● **GIVEN INSTRUCTION**: In the entries below, count each line holding the word "Board". Answer with the total alone.

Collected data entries

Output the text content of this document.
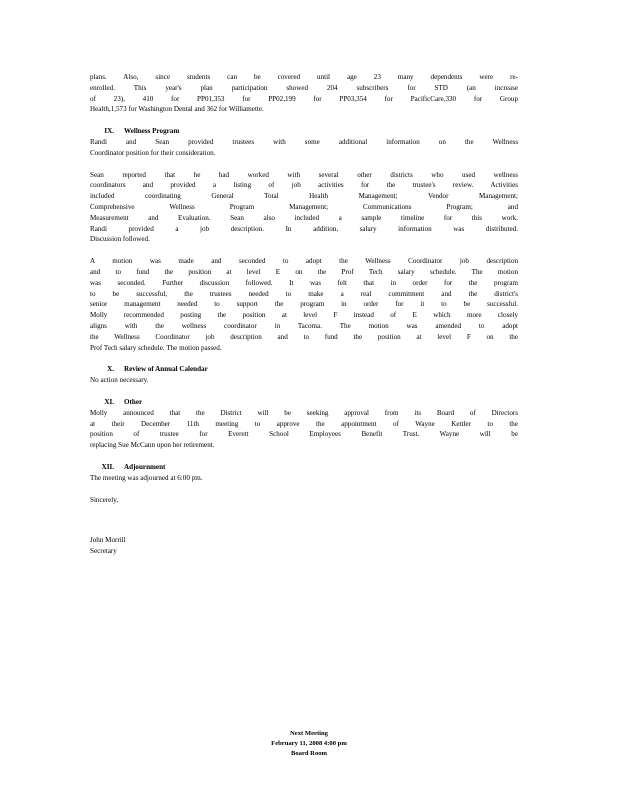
plans. Also, since students can be covered until age 23 many dependents were re-
enrolled. This year's plan participation showed 204 subscribers for STD (an increase
of 23), 410 for PP01,353 for PP02,199 for PP03,354 for PacificCare,330 for Group
Health,1,573 for Washington Dental and 362 for Williamette.
IX. Wellness Program
Randi and Sean provided trustees with some additional information on the Wellness
Coordinator position for their consideration.
Sean reported that he had worked with several other districts who used wellness
coordinators and provided a listing of job activities for the trustee's review. Activities
included coordinating General Total Health Management; Vendor Management;
Comprehensive Wellness Program Management; Communications Program; and
Measurement and Evaluation. Sean also included a sample timeline for this work.
Randi provided a job description. In addition, salary information was distributed.
Discussion followed.
A motion was made and seconded to adopt the Wellness Coordinator job description
and to fund the position at level E on the Prof Tech salary schedule. The motion
was seconded. Further discussion followed. It was felt that in order for the program
to be successful, the trustees needed to make a real commitment and the district's
senior management needed to support the program in order for it to be successful.
Molly recommended posting the position at level F instead of E which more closely
aligns with the wellness coordinator in Tacoma. The motion was amended to adopt
the Wellness Coordinator job description and to fund the position at level F on the
Prof Tech salary schedule. The motion passed.
X. Review of Annual Calendar
No action necessary.
XI. Other
Molly announced that the District will be seeking approval from its Board of Directors
at their December 11th meeting to approve the appointment of Wayne Kettler to the
position of trustee for Everett School Employees Benefit Trust. Wayne will be
replacing Sue McCann upon her retirement.
XII. Adjournment
The meeting was adjourned at 6:00 pm.
Sincerely,
John Morrill
Secretary
Next Meeting
February 11, 2008 4:00 pm
Board Room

● **EXPECTED ANSWER**: 2